## INSTRUCTION:
Your task is to copy the listing exactly. Drop any pictures from the copy.

========================================================================

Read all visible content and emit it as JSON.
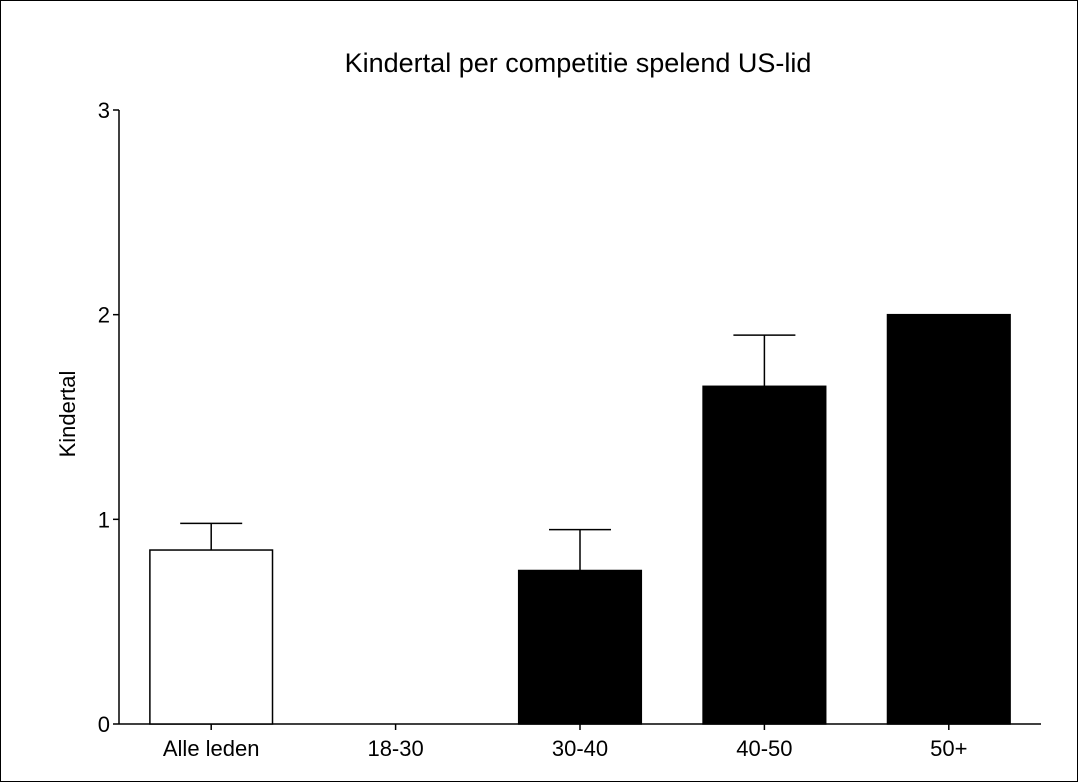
{
  "chart_data": {
    "type": "bar",
    "title": "Kindertal per competitie spelend US-lid",
    "xlabel": "",
    "ylabel": "Kindertal",
    "categories": [
      "Alle leden",
      "18-30",
      "30-40",
      "40-50",
      "50+"
    ],
    "values": [
      0.85,
      0.0,
      0.75,
      1.65,
      2.0
    ],
    "error_upper": [
      0.13,
      0.0,
      0.2,
      0.25,
      0.0
    ],
    "bar_fill": [
      "#ffffff",
      "#000000",
      "#000000",
      "#000000",
      "#000000"
    ],
    "ylim": [
      0,
      3
    ],
    "yticks": [
      "0",
      "1",
      "2",
      "3"
    ],
    "grid": false,
    "legend": "none"
  }
}
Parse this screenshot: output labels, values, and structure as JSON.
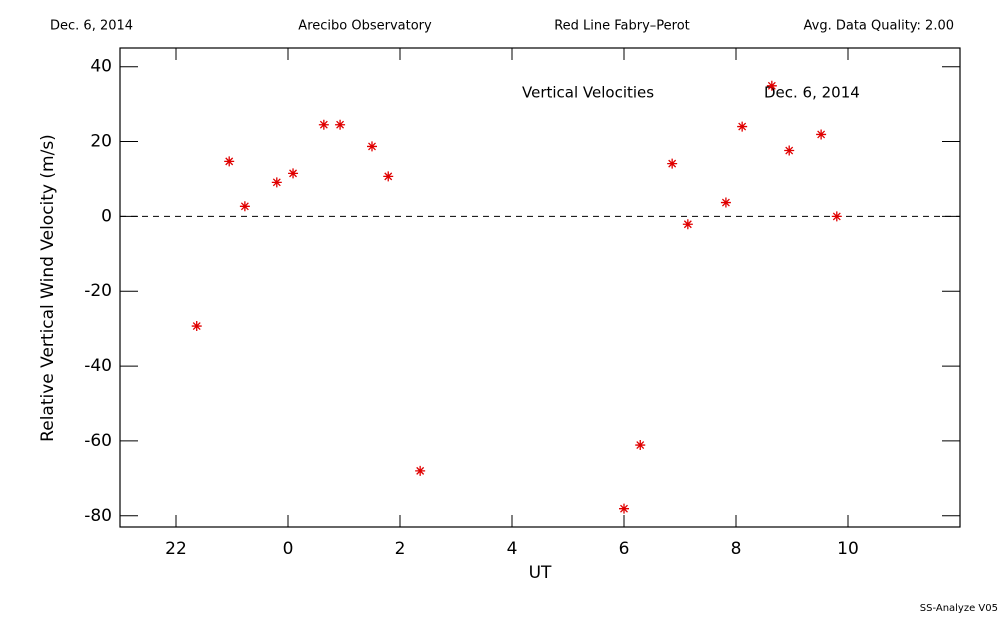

========================================================================

## FULL ANSWER:
Read all visible content and emit it as JSON.
{
  "chart_data": {
    "type": "bar",
    "title": "Kindertal per competitie spelend US-lid",
    "xlabel": "",
    "ylabel": "Kindertal",
    "categories": [
      "Alle leden",
      "18-30",
      "30-40",
      "40-50",
      "50+"
    ],
    "values": [
      0.85,
      0.0,
      0.75,
      1.65,
      2.0
    ],
    "error_upper": [
      0.13,
      0.0,
      0.2,
      0.25,
      0.0
    ],
    "bar_fill": [
      "#ffffff",
      "#000000",
      "#000000",
      "#000000",
      "#000000"
    ],
    "ylim": [
      0,
      3
    ],
    "yticks": [
      "0",
      "1",
      "2",
      "3"
    ],
    "grid": false,
    "legend": "none"
  }
}
Parse this screenshot: output labels, values, and structure as JSON.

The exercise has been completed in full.